■ TASK BRIEF ■
Filter the listing and keep only the lines with the word "showing".

■ LISTING ■

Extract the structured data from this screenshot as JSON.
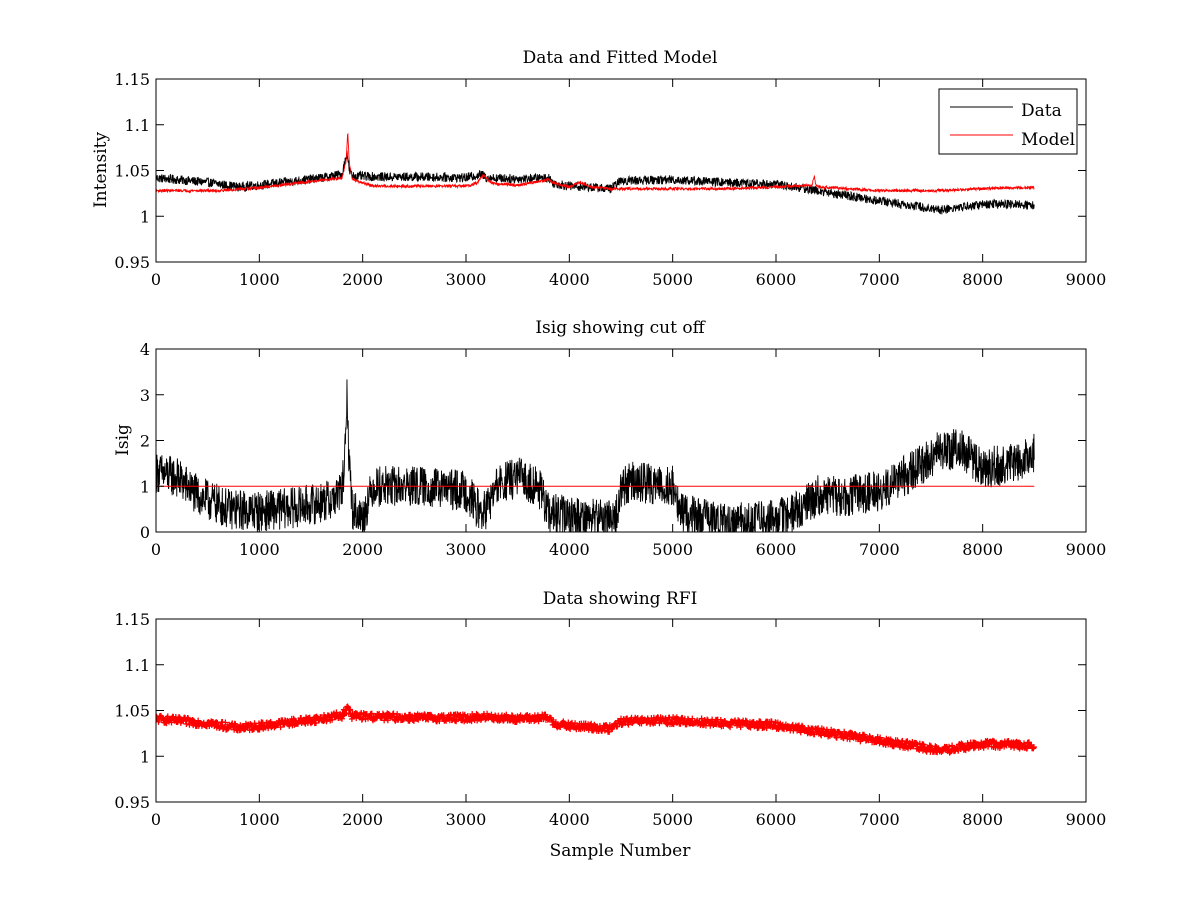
{
  "chart_data": [
    {
      "type": "line",
      "title": "Data and Fitted Model",
      "xlabel": "",
      "ylabel": "Intensity",
      "xlim": [
        0,
        9000
      ],
      "ylim": [
        0.95,
        1.15
      ],
      "xticks": [
        0,
        1000,
        2000,
        3000,
        4000,
        5000,
        6000,
        7000,
        8000,
        9000
      ],
      "yticks": [
        0.95,
        1,
        1.05,
        1.1,
        1.15
      ],
      "xtick_labels": [
        "0",
        "1000",
        "2000",
        "3000",
        "4000",
        "5000",
        "6000",
        "7000",
        "8000",
        "9000"
      ],
      "ytick_labels": [
        "0.95",
        "1",
        "1.05",
        "1.1",
        "1.15"
      ],
      "legend": {
        "position": "top-right",
        "entries": [
          "Data",
          "Model"
        ]
      },
      "series": [
        {
          "name": "Data",
          "color": "#000000",
          "noise": 0.005,
          "x": [
            0,
            200,
            500,
            800,
            1000,
            1300,
            1600,
            1800,
            1850,
            1870,
            1900,
            2200,
            2600,
            3000,
            3150,
            3200,
            3500,
            3800,
            3850,
            4000,
            4200,
            4400,
            4500,
            5000,
            5500,
            6000,
            6300,
            6600,
            7000,
            7300,
            7600,
            7800,
            8000,
            8300,
            8500
          ],
          "y": [
            1.042,
            1.04,
            1.037,
            1.032,
            1.034,
            1.038,
            1.042,
            1.046,
            1.07,
            1.05,
            1.044,
            1.043,
            1.043,
            1.042,
            1.046,
            1.042,
            1.041,
            1.042,
            1.036,
            1.033,
            1.032,
            1.03,
            1.039,
            1.04,
            1.037,
            1.035,
            1.03,
            1.024,
            1.017,
            1.012,
            1.007,
            1.01,
            1.013,
            1.013,
            1.012
          ]
        },
        {
          "name": "Model",
          "color": "#ff0000",
          "noise": 0.0015,
          "x": [
            0,
            300,
            600,
            1000,
            1500,
            1800,
            1840,
            1855,
            1870,
            1900,
            2100,
            2500,
            3000,
            3100,
            3170,
            3250,
            3500,
            3800,
            3850,
            4000,
            4100,
            4200,
            4400,
            4500,
            5000,
            5500,
            6000,
            6350,
            6370,
            6385,
            6420,
            6700,
            7000,
            7500,
            7800,
            8000,
            8200,
            8500
          ],
          "y": [
            1.028,
            1.028,
            1.028,
            1.031,
            1.038,
            1.042,
            1.06,
            1.093,
            1.06,
            1.04,
            1.033,
            1.033,
            1.033,
            1.036,
            1.045,
            1.036,
            1.034,
            1.04,
            1.036,
            1.032,
            1.037,
            1.032,
            1.03,
            1.03,
            1.03,
            1.03,
            1.032,
            1.034,
            1.045,
            1.034,
            1.032,
            1.03,
            1.028,
            1.028,
            1.029,
            1.03,
            1.031,
            1.031
          ]
        }
      ]
    },
    {
      "type": "line",
      "title": "Isig showing cut off",
      "xlabel": "",
      "ylabel": "Isig",
      "xlim": [
        0,
        9000
      ],
      "ylim": [
        0,
        4
      ],
      "xticks": [
        0,
        1000,
        2000,
        3000,
        4000,
        5000,
        6000,
        7000,
        8000,
        9000
      ],
      "yticks": [
        0,
        1,
        2,
        3,
        4
      ],
      "xtick_labels": [
        "0",
        "1000",
        "2000",
        "3000",
        "4000",
        "5000",
        "6000",
        "7000",
        "8000",
        "9000"
      ],
      "ytick_labels": [
        "0",
        "1",
        "2",
        "3",
        "4"
      ],
      "series": [
        {
          "color": "#000000",
          "noise": 0.45,
          "x": [
            0,
            200,
            400,
            700,
            1000,
            1400,
            1700,
            1800,
            1840,
            1850,
            1860,
            1900,
            2000,
            2100,
            2500,
            3000,
            3150,
            3200,
            3300,
            3500,
            3700,
            3800,
            4000,
            4300,
            4450,
            4500,
            4600,
            5000,
            5050,
            5100,
            5500,
            6000,
            6300,
            6400,
            6700,
            7000,
            7300,
            7600,
            7800,
            8000,
            8300,
            8500
          ],
          "y": [
            1.3,
            1.2,
            0.8,
            0.5,
            0.45,
            0.55,
            0.7,
            0.9,
            2.0,
            3.3,
            2.0,
            0.5,
            0.3,
            1.0,
            1.0,
            0.9,
            0.4,
            0.5,
            1.0,
            1.2,
            1.0,
            0.4,
            0.35,
            0.3,
            0.3,
            0.95,
            1.1,
            1.0,
            0.6,
            0.4,
            0.2,
            0.25,
            0.6,
            0.8,
            0.8,
            0.9,
            1.3,
            1.8,
            1.8,
            1.4,
            1.5,
            1.7
          ]
        },
        {
          "color": "#ff0000",
          "noise": 0,
          "x": [
            0,
            8500
          ],
          "y": [
            1,
            1
          ]
        }
      ]
    },
    {
      "type": "scatter",
      "title": "Data showing RFI",
      "xlabel": "Sample Number",
      "ylabel": "",
      "xlim": [
        0,
        9000
      ],
      "ylim": [
        0.95,
        1.15
      ],
      "xticks": [
        0,
        1000,
        2000,
        3000,
        4000,
        5000,
        6000,
        7000,
        8000,
        9000
      ],
      "yticks": [
        0.95,
        1,
        1.05,
        1.1,
        1.15
      ],
      "xtick_labels": [
        "0",
        "1000",
        "2000",
        "3000",
        "4000",
        "5000",
        "6000",
        "7000",
        "8000",
        "9000"
      ],
      "ytick_labels": [
        "0.95",
        "1",
        "1.05",
        "1.1",
        "1.15"
      ],
      "series": [
        {
          "color": "#ff0000",
          "marker": "plus",
          "noise": 0.004,
          "x": [
            0,
            200,
            500,
            800,
            1000,
            1300,
            1600,
            1800,
            1850,
            1900,
            2200,
            2600,
            3000,
            3200,
            3500,
            3800,
            3850,
            4000,
            4200,
            4400,
            4500,
            5000,
            5500,
            6000,
            6300,
            6600,
            7000,
            7300,
            7600,
            7800,
            8000,
            8300,
            8500
          ],
          "y": [
            1.041,
            1.039,
            1.036,
            1.031,
            1.033,
            1.037,
            1.041,
            1.045,
            1.052,
            1.044,
            1.043,
            1.042,
            1.042,
            1.043,
            1.041,
            1.042,
            1.036,
            1.033,
            1.032,
            1.03,
            1.038,
            1.039,
            1.036,
            1.034,
            1.029,
            1.024,
            1.017,
            1.012,
            1.006,
            1.01,
            1.013,
            1.013,
            1.011
          ]
        }
      ]
    }
  ]
}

■ CORRECT RESULT ■
      "title": "Isig showing cut off",
      "title": "Data showing RFI",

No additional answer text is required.